> **THE EXERCISE**: Check each line of the material. Copy those containing "Аэродромный".

> **RECORDED INFORMATION**:
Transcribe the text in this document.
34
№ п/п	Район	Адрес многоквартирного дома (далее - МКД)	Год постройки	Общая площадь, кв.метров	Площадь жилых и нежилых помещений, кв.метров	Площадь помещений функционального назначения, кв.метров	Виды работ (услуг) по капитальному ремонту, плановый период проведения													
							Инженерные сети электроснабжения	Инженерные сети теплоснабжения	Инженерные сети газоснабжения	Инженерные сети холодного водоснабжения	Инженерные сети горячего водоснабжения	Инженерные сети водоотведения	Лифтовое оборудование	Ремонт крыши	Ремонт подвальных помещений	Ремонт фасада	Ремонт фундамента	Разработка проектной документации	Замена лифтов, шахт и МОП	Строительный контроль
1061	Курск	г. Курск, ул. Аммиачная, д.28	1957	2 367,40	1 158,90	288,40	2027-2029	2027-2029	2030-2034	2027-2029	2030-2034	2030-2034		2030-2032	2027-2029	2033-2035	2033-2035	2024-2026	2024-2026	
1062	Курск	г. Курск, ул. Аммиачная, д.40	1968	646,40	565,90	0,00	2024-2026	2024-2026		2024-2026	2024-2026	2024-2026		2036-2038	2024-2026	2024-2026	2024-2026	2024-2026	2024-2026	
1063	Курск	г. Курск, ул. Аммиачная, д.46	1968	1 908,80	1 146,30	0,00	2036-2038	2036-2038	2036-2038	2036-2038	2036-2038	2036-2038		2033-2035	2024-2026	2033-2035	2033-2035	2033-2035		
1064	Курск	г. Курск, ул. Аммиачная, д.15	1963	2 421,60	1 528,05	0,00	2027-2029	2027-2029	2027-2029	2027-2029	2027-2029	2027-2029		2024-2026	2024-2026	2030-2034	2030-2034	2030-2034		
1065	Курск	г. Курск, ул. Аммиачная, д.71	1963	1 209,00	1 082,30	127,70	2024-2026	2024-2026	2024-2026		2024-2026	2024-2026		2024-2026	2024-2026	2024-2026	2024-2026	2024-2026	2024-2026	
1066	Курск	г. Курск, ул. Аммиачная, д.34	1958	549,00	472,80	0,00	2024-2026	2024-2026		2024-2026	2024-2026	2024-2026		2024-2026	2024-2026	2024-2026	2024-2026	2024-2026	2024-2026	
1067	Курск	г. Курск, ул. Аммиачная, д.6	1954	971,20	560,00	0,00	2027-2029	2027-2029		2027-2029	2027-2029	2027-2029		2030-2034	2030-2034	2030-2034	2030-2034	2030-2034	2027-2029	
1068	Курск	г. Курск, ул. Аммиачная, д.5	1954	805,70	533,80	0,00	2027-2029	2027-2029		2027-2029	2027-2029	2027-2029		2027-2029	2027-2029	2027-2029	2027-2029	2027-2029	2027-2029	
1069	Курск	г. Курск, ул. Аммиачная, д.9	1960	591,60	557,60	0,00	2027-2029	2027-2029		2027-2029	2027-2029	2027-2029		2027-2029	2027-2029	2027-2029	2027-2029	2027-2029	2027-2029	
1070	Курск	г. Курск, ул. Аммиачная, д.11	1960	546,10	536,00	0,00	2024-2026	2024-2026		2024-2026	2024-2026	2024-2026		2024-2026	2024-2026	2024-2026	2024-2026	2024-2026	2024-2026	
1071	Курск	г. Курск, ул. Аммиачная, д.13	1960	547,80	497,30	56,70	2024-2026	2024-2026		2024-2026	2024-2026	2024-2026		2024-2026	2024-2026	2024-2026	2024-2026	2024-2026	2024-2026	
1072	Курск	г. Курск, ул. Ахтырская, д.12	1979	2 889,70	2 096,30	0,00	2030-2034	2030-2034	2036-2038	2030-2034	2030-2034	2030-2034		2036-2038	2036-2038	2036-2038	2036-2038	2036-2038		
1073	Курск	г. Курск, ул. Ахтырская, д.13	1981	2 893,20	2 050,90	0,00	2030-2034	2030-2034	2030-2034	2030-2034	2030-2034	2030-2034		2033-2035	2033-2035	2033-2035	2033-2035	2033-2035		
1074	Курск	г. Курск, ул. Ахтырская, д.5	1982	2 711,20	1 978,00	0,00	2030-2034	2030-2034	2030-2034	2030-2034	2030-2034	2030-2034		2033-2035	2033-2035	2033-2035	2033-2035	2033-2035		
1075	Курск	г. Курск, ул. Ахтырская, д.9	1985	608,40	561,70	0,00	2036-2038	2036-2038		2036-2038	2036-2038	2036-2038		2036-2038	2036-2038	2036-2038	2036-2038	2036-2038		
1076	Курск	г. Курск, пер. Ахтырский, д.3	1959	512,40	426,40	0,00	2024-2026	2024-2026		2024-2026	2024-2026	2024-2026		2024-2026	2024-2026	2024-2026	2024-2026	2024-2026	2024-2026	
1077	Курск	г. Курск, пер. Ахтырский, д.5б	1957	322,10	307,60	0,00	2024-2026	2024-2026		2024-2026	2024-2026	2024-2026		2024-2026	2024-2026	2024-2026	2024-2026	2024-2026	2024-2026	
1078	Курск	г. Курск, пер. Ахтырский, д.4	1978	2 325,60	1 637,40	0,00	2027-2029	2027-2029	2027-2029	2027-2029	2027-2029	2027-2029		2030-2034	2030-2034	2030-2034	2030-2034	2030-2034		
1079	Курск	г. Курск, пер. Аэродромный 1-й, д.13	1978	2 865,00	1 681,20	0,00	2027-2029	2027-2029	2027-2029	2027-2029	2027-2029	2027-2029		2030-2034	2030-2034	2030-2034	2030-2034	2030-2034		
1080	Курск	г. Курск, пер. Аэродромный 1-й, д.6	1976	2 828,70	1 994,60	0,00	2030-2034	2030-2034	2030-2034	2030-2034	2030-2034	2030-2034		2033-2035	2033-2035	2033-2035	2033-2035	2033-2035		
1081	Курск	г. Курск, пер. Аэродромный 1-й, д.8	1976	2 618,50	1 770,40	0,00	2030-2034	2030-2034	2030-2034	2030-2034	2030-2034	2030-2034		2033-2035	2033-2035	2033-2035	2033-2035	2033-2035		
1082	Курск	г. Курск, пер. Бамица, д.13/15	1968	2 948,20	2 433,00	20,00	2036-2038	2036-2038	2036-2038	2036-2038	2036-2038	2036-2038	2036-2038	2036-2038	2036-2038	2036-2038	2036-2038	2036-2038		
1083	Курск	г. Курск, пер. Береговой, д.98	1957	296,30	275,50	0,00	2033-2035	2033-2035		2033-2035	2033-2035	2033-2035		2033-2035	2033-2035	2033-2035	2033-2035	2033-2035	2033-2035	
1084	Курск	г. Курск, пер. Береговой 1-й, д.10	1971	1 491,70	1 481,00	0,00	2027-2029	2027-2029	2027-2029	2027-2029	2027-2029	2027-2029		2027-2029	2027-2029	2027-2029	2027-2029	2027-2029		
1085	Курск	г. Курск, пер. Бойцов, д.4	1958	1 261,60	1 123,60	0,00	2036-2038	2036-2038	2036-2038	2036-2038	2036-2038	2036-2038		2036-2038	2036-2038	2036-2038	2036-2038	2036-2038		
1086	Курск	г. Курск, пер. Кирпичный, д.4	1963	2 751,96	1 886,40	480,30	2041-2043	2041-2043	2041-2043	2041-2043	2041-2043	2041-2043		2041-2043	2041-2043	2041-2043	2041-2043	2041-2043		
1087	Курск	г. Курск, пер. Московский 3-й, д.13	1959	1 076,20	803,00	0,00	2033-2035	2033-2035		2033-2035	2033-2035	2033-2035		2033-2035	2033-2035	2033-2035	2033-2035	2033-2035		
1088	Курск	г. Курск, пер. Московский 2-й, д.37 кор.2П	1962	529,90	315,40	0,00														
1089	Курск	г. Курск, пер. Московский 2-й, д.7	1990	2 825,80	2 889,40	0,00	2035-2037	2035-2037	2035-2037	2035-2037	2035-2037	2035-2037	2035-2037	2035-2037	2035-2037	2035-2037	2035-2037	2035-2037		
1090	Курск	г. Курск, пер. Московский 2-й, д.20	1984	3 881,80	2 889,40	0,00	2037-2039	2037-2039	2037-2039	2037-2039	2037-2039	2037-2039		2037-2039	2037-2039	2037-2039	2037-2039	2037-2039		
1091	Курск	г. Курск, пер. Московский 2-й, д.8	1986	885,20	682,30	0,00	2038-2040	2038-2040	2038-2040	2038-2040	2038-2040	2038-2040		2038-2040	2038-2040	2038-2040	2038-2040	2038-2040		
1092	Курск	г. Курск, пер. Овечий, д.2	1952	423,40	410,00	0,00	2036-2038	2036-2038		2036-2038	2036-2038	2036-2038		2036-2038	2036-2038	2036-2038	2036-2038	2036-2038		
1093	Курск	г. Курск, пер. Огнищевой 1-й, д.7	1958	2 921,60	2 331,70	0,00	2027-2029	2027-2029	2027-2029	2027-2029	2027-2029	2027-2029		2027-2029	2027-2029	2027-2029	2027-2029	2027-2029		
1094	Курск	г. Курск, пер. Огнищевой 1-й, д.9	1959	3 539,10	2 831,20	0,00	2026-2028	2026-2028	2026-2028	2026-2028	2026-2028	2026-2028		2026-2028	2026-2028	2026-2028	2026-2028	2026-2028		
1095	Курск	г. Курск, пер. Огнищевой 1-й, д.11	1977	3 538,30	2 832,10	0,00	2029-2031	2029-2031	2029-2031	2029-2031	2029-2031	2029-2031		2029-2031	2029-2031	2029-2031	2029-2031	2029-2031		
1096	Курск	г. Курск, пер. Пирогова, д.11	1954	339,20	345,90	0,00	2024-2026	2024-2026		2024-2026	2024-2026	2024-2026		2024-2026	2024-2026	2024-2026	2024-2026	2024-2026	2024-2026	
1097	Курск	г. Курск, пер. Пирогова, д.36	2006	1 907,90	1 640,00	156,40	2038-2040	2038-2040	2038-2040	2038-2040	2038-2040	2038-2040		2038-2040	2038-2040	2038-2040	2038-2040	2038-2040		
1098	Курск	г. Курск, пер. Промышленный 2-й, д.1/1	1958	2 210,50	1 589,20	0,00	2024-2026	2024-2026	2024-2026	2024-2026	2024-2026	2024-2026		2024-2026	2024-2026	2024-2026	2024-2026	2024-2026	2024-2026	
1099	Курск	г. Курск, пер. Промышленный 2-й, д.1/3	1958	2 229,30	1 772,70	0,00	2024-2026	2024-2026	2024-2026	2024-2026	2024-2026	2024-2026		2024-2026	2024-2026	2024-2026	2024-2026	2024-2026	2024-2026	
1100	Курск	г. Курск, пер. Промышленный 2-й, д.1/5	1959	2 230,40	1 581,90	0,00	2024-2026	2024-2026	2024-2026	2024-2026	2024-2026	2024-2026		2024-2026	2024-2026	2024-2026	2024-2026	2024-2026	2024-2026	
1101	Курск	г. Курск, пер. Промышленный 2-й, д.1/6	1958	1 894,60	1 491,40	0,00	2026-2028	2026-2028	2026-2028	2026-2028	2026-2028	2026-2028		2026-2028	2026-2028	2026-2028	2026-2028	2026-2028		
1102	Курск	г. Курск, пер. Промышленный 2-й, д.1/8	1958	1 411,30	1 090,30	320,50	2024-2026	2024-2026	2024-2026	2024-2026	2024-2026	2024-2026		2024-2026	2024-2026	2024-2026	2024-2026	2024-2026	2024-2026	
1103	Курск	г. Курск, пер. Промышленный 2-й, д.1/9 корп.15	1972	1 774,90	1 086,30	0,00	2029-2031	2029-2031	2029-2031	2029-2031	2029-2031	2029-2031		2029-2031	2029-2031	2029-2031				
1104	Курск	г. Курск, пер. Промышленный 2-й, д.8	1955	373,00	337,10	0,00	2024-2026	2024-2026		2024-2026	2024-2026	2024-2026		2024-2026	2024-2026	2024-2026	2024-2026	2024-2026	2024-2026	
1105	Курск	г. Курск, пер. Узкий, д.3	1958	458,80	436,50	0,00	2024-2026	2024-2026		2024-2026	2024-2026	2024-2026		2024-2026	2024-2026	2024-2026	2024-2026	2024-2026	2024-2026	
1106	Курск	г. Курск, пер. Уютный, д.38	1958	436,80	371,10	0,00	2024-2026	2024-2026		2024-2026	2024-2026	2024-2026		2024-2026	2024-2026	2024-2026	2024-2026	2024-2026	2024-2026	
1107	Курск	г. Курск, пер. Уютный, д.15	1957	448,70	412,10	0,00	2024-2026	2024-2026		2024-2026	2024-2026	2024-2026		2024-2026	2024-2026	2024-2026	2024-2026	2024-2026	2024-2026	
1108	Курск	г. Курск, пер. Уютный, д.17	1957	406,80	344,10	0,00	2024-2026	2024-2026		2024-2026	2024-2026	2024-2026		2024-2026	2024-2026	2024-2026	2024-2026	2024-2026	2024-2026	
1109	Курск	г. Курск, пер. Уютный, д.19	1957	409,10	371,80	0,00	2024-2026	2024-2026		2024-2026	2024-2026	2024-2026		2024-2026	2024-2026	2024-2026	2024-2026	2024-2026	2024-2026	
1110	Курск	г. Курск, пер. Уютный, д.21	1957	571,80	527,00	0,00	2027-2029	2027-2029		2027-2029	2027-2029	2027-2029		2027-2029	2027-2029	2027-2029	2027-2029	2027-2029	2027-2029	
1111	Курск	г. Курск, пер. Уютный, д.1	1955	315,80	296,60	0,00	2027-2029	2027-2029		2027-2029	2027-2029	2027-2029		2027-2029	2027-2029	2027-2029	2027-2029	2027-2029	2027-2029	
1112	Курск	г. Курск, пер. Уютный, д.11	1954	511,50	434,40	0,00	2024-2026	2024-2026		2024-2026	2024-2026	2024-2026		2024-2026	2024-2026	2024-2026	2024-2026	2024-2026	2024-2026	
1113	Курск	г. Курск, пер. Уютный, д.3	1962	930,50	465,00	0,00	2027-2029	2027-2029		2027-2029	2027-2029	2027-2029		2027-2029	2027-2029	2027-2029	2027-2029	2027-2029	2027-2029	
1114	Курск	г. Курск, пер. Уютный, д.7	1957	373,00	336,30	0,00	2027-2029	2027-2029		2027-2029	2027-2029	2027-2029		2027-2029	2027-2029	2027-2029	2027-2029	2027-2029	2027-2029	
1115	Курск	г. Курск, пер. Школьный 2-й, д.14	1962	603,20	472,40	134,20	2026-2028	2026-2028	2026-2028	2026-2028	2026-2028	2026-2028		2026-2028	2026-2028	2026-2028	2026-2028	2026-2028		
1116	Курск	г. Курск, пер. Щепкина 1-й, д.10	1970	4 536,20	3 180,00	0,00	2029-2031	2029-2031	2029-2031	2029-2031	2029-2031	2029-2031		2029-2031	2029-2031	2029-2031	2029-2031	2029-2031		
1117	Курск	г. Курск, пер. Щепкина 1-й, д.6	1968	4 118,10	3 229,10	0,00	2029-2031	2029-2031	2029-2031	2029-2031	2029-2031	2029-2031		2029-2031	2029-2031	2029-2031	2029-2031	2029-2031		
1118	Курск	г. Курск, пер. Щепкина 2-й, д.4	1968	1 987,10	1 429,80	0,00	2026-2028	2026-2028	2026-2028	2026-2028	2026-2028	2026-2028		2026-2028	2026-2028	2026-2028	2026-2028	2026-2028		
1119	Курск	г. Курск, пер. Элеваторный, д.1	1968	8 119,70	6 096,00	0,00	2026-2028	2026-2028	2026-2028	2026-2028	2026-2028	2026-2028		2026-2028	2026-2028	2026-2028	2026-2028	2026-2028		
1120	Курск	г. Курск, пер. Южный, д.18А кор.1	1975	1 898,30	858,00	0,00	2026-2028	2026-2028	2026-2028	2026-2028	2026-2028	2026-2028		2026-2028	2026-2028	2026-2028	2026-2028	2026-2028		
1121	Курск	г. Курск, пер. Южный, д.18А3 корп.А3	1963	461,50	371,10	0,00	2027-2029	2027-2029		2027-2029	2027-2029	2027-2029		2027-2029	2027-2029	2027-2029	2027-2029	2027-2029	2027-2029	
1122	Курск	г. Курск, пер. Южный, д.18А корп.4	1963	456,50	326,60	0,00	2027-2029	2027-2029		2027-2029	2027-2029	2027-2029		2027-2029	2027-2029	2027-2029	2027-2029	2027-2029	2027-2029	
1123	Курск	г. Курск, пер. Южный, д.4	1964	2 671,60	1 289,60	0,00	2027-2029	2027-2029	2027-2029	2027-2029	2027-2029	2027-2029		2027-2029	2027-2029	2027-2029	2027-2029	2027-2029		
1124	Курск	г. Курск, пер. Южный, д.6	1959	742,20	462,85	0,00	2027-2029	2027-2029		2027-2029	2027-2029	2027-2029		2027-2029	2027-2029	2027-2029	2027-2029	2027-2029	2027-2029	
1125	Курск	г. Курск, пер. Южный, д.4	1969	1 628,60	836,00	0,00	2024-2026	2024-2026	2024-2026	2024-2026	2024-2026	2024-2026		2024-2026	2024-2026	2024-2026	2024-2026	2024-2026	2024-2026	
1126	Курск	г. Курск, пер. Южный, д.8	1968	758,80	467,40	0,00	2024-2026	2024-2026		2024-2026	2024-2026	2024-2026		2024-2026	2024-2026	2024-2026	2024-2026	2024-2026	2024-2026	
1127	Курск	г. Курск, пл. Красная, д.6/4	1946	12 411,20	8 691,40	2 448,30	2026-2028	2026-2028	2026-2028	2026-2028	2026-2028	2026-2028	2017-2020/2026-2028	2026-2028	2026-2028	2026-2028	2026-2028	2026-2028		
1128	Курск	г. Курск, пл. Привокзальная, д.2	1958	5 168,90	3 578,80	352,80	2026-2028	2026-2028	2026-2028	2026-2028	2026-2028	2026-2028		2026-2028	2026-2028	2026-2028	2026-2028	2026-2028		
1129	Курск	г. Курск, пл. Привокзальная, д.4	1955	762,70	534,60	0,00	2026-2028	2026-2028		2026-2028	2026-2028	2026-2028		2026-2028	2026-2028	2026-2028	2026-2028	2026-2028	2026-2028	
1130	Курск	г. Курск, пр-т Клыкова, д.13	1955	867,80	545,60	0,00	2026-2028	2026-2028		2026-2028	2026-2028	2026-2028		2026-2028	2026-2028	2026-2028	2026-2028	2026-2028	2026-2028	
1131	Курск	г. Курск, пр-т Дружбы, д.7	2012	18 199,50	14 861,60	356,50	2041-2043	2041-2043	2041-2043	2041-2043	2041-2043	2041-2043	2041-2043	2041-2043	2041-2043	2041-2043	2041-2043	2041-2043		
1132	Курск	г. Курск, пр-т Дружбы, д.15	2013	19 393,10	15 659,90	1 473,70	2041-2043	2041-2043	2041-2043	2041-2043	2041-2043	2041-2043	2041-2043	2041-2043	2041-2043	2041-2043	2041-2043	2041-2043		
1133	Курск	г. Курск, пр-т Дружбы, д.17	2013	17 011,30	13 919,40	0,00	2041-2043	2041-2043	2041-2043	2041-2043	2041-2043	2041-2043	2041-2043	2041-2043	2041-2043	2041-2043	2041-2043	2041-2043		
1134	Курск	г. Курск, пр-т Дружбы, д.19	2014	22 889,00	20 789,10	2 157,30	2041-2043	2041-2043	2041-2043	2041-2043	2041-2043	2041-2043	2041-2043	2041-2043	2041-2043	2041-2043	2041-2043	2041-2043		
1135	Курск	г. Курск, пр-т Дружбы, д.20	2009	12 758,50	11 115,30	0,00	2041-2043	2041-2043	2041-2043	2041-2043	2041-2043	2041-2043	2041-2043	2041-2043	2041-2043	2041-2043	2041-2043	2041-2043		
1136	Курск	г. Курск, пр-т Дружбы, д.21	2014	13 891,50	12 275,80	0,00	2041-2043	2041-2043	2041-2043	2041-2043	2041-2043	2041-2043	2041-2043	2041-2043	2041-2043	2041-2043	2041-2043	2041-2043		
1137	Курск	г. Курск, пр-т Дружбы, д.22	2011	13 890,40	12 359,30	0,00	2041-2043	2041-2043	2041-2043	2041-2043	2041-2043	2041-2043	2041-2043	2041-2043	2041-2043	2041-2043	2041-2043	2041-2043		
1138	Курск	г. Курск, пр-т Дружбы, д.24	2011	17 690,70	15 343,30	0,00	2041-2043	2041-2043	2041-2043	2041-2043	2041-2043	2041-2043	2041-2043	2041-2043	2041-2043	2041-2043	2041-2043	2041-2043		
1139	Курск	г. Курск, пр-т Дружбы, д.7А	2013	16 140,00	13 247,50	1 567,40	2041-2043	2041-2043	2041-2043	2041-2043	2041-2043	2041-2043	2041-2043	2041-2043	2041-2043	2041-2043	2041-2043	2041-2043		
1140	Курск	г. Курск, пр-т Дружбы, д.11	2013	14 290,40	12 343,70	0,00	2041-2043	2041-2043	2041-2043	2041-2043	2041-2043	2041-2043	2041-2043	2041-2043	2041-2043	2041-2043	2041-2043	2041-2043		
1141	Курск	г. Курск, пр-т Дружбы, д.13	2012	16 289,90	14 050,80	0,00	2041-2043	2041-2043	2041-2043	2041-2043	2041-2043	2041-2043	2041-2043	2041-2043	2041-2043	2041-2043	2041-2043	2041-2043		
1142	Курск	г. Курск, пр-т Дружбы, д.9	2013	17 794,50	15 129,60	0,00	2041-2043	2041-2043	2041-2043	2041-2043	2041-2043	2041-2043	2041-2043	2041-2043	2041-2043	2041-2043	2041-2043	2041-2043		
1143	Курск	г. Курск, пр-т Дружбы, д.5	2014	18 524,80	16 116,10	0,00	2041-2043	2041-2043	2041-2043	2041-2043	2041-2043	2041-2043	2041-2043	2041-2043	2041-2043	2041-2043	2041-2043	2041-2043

> **THE SOLUTION**:
1079	Курск	г. Курск, пер. Аэродромный 1-й, д.13	1978	2 865,00	1 681,20	0,00	2027-2029	2027-2029	2027-2029	2027-2029	2027-2029	2027-2029		2030-2034	2030-2034	2030-2034	2030-2034	2030-2034		
1080	Курск	г. Курск, пер. Аэродромный 1-й, д.6	1976	2 828,70	1 994,60	0,00	2030-2034	2030-2034	2030-2034	2030-2034	2030-2034	2030-2034		2033-2035	2033-2035	2033-2035	2033-2035	2033-2035		
1081	Курск	г. Курск, пер. Аэродромный 1-й, д.8	1976	2 618,50	1 770,40	0,00	2030-2034	2030-2034	2030-2034	2030-2034	2030-2034	2030-2034		2033-2035	2033-2035	2033-2035	2033-2035	2033-2035		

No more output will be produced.